▶ [Problem to work on]: Note how many lines contain "notre" and give that number, with nothing else.

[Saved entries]
__________________________________________________

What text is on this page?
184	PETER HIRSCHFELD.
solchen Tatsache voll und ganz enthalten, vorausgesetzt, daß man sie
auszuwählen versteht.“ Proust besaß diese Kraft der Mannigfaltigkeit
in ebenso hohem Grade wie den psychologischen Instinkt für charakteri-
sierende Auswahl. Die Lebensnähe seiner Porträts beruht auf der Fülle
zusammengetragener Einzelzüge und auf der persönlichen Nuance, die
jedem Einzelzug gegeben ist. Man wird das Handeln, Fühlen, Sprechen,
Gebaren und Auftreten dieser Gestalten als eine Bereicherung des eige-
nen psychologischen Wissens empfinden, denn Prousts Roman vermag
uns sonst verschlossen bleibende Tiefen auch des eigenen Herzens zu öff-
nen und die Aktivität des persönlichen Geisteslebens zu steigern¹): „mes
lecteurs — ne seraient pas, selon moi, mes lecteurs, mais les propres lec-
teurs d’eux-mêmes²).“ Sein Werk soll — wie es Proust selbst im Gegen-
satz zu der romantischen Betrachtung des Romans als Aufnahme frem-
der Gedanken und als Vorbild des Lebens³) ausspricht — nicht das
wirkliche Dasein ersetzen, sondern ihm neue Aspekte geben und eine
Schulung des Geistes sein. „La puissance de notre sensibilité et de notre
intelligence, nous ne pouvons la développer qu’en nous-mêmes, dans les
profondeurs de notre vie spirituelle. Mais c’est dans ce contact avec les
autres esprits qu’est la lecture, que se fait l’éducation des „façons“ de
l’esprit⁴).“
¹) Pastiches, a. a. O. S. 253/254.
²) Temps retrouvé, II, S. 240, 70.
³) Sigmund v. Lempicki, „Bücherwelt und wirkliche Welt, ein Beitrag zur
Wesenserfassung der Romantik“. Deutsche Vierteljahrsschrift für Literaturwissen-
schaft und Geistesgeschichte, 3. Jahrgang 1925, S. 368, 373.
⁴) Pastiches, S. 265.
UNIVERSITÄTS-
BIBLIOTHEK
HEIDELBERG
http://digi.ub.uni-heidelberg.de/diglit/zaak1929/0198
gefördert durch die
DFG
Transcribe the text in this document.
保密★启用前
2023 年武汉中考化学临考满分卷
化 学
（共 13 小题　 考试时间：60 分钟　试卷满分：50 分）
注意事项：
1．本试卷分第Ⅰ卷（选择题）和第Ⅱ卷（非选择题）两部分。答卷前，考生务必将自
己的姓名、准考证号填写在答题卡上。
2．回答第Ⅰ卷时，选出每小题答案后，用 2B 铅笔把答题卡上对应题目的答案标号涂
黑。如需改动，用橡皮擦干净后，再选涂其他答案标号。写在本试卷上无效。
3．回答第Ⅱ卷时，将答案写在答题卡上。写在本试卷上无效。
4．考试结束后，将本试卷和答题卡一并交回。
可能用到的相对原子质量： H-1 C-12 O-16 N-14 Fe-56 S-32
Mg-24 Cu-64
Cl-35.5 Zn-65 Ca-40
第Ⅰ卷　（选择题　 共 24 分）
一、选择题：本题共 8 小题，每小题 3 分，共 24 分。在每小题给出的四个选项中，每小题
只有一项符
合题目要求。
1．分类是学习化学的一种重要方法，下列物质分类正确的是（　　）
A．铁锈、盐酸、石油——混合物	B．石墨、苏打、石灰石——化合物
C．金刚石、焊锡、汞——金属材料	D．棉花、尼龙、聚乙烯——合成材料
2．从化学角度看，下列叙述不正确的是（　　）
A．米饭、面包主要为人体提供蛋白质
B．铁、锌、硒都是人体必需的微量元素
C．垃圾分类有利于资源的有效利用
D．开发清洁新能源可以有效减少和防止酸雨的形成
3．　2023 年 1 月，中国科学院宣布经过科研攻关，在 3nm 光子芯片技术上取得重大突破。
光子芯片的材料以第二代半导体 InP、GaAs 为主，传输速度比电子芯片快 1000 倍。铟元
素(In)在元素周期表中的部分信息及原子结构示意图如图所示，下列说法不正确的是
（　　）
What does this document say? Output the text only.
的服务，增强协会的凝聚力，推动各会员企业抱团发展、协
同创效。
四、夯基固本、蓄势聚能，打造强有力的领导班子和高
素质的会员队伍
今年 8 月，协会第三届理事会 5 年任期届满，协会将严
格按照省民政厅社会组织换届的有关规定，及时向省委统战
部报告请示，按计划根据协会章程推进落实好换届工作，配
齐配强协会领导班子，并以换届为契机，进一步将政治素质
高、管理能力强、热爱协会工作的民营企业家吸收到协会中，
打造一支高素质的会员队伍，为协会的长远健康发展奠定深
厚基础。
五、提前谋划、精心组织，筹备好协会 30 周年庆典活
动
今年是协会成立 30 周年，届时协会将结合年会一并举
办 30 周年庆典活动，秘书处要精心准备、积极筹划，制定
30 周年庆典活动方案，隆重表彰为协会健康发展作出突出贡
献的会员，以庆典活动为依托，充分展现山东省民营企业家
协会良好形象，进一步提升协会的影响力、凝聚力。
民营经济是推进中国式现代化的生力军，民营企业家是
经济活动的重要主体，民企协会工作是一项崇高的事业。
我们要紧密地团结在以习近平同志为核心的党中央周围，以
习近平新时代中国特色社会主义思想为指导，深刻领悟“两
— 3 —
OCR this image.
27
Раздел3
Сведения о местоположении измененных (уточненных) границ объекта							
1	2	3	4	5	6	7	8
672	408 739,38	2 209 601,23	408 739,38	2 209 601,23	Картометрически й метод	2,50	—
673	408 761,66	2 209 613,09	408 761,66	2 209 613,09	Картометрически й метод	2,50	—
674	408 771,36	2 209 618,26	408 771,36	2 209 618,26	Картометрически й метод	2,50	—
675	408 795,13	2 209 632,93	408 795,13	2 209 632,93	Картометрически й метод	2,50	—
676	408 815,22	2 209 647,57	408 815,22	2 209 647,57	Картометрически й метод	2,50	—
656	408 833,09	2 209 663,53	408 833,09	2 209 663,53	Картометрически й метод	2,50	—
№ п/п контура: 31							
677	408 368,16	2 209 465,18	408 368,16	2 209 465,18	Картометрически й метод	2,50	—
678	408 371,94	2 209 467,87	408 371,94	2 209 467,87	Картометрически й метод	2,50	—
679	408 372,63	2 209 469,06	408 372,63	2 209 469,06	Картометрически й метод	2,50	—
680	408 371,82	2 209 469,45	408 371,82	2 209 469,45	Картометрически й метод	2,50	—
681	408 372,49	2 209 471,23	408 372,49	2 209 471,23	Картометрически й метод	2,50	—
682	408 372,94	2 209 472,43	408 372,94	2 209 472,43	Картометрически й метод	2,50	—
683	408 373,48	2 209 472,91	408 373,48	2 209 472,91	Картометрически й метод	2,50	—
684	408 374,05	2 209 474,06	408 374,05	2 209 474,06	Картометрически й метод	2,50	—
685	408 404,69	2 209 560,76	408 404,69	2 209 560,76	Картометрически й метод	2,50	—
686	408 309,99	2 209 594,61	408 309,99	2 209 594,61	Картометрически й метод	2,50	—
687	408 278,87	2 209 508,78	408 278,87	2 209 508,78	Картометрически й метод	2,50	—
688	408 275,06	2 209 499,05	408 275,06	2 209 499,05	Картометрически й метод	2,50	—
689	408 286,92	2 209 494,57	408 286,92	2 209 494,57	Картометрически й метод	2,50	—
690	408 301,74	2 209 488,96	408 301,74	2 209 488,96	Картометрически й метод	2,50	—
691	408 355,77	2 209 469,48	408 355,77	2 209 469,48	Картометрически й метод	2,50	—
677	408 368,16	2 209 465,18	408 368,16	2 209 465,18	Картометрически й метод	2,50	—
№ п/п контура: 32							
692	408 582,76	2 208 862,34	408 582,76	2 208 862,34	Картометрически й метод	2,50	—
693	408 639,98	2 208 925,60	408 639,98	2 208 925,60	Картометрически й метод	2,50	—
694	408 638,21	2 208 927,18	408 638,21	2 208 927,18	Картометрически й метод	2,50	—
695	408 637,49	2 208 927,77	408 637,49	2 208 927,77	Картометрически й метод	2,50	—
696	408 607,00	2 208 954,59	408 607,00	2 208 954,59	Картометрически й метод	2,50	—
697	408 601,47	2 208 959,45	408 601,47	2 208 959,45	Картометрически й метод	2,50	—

__________________________________________________

▶ [Exercise solution]: 2